_What to do_: Work out the number of lines with "structure" in them. Reply with that number and no other words.

_Data to process_:
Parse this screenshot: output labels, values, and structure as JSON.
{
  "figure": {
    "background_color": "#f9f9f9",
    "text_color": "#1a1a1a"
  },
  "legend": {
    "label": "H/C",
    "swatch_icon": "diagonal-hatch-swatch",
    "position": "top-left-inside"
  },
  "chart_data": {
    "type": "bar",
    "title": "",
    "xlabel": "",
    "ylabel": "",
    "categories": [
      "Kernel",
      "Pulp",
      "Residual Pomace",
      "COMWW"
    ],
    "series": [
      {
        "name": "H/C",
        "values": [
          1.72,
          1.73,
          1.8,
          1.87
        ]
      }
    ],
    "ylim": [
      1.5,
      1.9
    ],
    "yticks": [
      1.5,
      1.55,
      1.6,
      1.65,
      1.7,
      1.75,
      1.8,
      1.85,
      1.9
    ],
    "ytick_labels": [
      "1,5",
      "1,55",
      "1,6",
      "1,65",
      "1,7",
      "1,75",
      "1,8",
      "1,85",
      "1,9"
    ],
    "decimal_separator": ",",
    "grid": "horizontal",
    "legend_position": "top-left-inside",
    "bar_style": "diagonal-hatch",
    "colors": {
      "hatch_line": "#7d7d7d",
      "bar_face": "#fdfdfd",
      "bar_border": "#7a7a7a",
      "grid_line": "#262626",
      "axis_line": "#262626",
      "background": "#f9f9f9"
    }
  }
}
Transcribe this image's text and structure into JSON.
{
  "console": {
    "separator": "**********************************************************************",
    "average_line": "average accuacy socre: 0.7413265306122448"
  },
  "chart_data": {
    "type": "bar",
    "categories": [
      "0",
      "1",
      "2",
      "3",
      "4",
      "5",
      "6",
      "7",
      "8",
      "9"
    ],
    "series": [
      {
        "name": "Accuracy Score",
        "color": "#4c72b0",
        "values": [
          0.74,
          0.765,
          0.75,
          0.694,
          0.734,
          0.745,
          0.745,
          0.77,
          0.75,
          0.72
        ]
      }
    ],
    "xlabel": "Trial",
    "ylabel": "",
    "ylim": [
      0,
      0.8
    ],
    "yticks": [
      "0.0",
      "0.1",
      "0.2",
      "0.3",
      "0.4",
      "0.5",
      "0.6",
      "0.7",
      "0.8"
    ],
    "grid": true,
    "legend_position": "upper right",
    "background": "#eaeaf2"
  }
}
==
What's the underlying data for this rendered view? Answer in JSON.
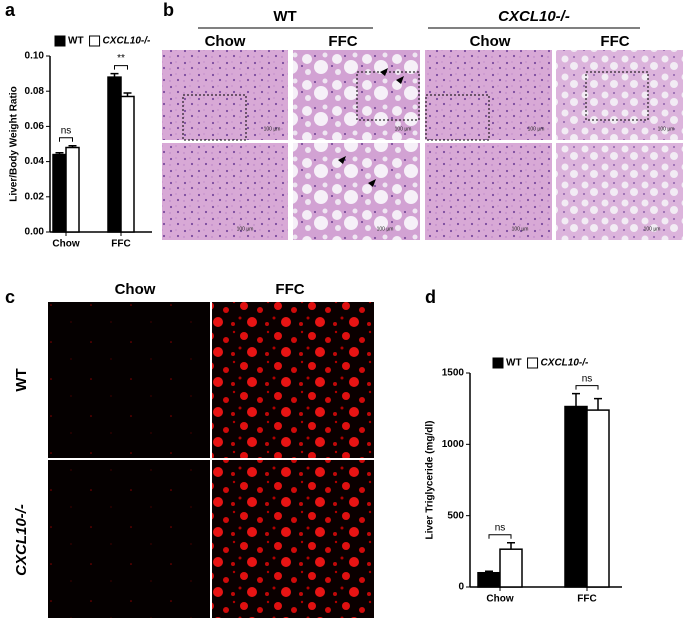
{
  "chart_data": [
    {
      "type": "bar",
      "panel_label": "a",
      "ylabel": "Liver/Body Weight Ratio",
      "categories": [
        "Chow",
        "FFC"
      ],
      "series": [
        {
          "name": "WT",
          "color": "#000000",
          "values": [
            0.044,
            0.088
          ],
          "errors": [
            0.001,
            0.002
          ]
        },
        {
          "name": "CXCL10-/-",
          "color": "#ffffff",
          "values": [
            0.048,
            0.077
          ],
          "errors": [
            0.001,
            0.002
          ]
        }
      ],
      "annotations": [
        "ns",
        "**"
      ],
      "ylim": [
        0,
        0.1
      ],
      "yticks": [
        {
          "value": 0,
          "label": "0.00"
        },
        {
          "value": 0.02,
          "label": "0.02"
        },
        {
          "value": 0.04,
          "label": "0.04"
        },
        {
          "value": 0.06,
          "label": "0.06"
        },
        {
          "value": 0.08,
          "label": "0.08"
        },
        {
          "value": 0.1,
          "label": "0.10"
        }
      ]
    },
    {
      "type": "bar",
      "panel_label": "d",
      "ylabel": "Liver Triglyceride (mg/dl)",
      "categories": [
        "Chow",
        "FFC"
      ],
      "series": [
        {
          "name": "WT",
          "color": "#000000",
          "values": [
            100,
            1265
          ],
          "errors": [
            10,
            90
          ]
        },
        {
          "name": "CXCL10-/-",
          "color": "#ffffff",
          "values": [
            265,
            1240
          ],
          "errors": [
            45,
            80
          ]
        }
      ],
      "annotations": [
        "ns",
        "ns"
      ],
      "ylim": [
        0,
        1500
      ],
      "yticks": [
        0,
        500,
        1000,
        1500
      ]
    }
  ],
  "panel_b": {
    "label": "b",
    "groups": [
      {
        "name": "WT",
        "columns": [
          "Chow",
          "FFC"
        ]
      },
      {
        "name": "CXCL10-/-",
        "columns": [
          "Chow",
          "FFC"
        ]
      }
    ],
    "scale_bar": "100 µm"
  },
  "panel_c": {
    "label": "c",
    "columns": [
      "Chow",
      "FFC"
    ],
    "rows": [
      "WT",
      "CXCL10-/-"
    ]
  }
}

_Solution to the problem_: 2